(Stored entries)

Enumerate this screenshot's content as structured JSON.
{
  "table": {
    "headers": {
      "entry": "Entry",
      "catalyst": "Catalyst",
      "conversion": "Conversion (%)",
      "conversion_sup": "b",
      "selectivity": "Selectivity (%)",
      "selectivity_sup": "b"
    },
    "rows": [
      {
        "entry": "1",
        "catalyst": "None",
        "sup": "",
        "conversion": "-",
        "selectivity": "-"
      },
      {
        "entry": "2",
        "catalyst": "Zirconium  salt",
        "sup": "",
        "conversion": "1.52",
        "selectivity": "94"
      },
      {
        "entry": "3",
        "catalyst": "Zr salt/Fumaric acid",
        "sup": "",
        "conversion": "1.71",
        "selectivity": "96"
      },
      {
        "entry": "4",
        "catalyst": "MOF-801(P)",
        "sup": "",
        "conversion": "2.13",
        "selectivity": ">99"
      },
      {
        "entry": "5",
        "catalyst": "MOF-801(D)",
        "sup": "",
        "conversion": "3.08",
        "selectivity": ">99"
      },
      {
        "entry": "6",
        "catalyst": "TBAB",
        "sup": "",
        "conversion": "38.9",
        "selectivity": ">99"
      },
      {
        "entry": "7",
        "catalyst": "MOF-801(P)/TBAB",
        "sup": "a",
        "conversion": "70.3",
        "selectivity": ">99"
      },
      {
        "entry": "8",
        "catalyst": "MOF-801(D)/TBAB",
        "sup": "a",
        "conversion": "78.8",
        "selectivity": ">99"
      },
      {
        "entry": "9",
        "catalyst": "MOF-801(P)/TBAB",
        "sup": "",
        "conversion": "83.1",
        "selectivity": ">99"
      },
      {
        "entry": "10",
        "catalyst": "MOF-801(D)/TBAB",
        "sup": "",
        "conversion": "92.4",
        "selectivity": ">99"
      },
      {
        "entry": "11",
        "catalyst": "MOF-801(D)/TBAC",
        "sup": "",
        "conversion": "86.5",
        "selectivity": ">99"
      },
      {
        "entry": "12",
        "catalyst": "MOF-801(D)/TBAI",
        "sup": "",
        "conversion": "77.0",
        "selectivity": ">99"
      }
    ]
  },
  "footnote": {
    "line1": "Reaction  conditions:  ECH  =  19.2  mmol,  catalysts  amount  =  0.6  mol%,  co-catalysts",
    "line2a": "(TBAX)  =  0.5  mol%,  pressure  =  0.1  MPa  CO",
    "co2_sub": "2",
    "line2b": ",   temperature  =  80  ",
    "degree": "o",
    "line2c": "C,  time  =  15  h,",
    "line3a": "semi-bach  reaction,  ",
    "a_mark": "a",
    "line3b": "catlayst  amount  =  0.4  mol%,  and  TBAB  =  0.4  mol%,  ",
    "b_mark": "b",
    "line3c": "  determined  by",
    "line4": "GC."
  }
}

EXERCISE DIRECTIONS
Take the material above and return all of it exactly.

ANSWER BELOW
Enumerate this screenshot's content as structured JSON.
{
  "table": {
    "headers": {
      "entry": "Entry",
      "catalyst": "Catalyst",
      "conversion": "Conversion (%)",
      "conversion_sup": "b",
      "selectivity": "Selectivity (%)",
      "selectivity_sup": "b"
    },
    "rows": [
      {
        "entry": "1",
        "catalyst": "None",
        "sup": "",
        "conversion": "-",
        "selectivity": "-"
      },
      {
        "entry": "2",
        "catalyst": "Zirconium  salt",
        "sup": "",
        "conversion": "1.52",
        "selectivity": "94"
      },
      {
        "entry": "3",
        "catalyst": "Zr salt/Fumaric acid",
        "sup": "",
        "conversion": "1.71",
        "selectivity": "96"
      },
      {
        "entry": "4",
        "catalyst": "MOF-801(P)",
        "sup": "",
        "conversion": "2.13",
        "selectivity": ">99"
      },
      {
        "entry": "5",
        "catalyst": "MOF-801(D)",
        "sup": "",
        "conversion": "3.08",
        "selectivity": ">99"
      },
      {
        "entry": "6",
        "catalyst": "TBAB",
        "sup": "",
        "conversion": "38.9",
        "selectivity": ">99"
      },
      {
        "entry": "7",
        "catalyst": "MOF-801(P)/TBAB",
        "sup": "a",
        "conversion": "70.3",
        "selectivity": ">99"
      },
      {
        "entry": "8",
        "catalyst": "MOF-801(D)/TBAB",
        "sup": "a",
        "conversion": "78.8",
        "selectivity": ">99"
      },
      {
        "entry": "9",
        "catalyst": "MOF-801(P)/TBAB",
        "sup": "",
        "conversion": "83.1",
        "selectivity": ">99"
      },
      {
        "entry": "10",
        "catalyst": "MOF-801(D)/TBAB",
        "sup": "",
        "conversion": "92.4",
        "selectivity": ">99"
      },
      {
        "entry": "11",
        "catalyst": "MOF-801(D)/TBAC",
        "sup": "",
        "conversion": "86.5",
        "selectivity": ">99"
      },
      {
        "entry": "12",
        "catalyst": "MOF-801(D)/TBAI",
        "sup": "",
        "conversion": "77.0",
        "selectivity": ">99"
      }
    ]
  },
  "footnote": {
    "line1": "Reaction  conditions:  ECH  =  19.2  mmol,  catalysts  amount  =  0.6  mol%,  co-catalysts",
    "line2a": "(TBAX)  =  0.5  mol%,  pressure  =  0.1  MPa  CO",
    "co2_sub": "2",
    "line2b": ",   temperature  =  80  ",
    "degree": "o",
    "line2c": "C,  time  =  15  h,",
    "line3a": "semi-bach  reaction,  ",
    "a_mark": "a",
    "line3b": "catlayst  amount  =  0.4  mol%,  and  TBAB  =  0.4  mol%,  ",
    "b_mark": "b",
    "line3c": "  determined  by",
    "line4": "GC."
  }
}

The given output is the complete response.